→ What the exercise asks:
Output the data that follows exactly, line for line.

== Information supplied ==

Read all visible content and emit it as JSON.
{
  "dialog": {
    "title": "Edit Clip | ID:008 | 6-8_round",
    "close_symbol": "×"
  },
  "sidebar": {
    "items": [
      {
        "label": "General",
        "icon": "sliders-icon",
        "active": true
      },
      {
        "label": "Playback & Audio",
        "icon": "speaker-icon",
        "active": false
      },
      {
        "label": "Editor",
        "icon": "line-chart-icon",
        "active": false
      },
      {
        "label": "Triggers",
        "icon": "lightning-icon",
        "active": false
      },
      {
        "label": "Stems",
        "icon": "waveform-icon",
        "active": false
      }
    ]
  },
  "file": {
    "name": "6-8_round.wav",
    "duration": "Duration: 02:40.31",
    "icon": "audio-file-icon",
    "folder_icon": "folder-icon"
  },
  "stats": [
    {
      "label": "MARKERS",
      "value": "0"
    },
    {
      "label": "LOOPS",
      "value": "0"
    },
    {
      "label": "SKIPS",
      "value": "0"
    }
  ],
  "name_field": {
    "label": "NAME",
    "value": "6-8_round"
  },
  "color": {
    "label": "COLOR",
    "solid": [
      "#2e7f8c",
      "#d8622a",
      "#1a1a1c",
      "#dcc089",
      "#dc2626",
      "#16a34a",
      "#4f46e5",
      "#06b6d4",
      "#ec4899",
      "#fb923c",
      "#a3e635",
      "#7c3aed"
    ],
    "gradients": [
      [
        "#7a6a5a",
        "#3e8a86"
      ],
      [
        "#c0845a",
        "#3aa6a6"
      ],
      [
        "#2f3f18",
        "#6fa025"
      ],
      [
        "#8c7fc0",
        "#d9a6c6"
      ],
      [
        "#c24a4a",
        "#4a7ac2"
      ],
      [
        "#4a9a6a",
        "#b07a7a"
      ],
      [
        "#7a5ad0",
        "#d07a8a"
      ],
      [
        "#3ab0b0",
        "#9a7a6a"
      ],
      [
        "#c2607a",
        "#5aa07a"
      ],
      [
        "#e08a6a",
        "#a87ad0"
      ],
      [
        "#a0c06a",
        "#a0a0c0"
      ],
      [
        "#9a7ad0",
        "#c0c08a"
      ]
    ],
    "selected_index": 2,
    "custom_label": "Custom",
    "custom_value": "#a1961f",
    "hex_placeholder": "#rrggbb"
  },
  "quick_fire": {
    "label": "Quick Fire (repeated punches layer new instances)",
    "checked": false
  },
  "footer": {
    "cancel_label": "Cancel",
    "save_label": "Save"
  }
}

===

→ Response below:
Read all visible content and emit it as JSON.
{
  "dialog": {
    "title": "Edit Clip | ID:008 | 6-8_round",
    "close_symbol": "×"
  },
  "sidebar": {
    "items": [
      {
        "label": "General",
        "icon": "sliders-icon",
        "active": true
      },
      {
        "label": "Playback & Audio",
        "icon": "speaker-icon",
        "active": false
      },
      {
        "label": "Editor",
        "icon": "line-chart-icon",
        "active": false
      },
      {
        "label": "Triggers",
        "icon": "lightning-icon",
        "active": false
      },
      {
        "label": "Stems",
        "icon": "waveform-icon",
        "active": false
      }
    ]
  },
  "file": {
    "name": "6-8_round.wav",
    "duration": "Duration: 02:40.31",
    "icon": "audio-file-icon",
    "folder_icon": "folder-icon"
  },
  "stats": [
    {
      "label": "MARKERS",
      "value": "0"
    },
    {
      "label": "LOOPS",
      "value": "0"
    },
    {
      "label": "SKIPS",
      "value": "0"
    }
  ],
  "name_field": {
    "label": "NAME",
    "value": "6-8_round"
  },
  "color": {
    "label": "COLOR",
    "solid": [
      "#2e7f8c",
      "#d8622a",
      "#1a1a1c",
      "#dcc089",
      "#dc2626",
      "#16a34a",
      "#4f46e5",
      "#06b6d4",
      "#ec4899",
      "#fb923c",
      "#a3e635",
      "#7c3aed"
    ],
    "gradients": [
      [
        "#7a6a5a",
        "#3e8a86"
      ],
      [
        "#c0845a",
        "#3aa6a6"
      ],
      [
        "#2f3f18",
        "#6fa025"
      ],
      [
        "#8c7fc0",
        "#d9a6c6"
      ],
      [
        "#c24a4a",
        "#4a7ac2"
      ],
      [
        "#4a9a6a",
        "#b07a7a"
      ],
      [
        "#7a5ad0",
        "#d07a8a"
      ],
      [
        "#3ab0b0",
        "#9a7a6a"
      ],
      [
        "#c2607a",
        "#5aa07a"
      ],
      [
        "#e08a6a",
        "#a87ad0"
      ],
      [
        "#a0c06a",
        "#a0a0c0"
      ],
      [
        "#9a7ad0",
        "#c0c08a"
      ]
    ],
    "selected_index": 2,
    "custom_label": "Custom",
    "custom_value": "#a1961f",
    "hex_placeholder": "#rrggbb"
  },
  "quick_fire": {
    "label": "Quick Fire (repeated punches layer new instances)",
    "checked": false
  },
  "footer": {
    "cancel_label": "Cancel",
    "save_label": "Save"
  }
}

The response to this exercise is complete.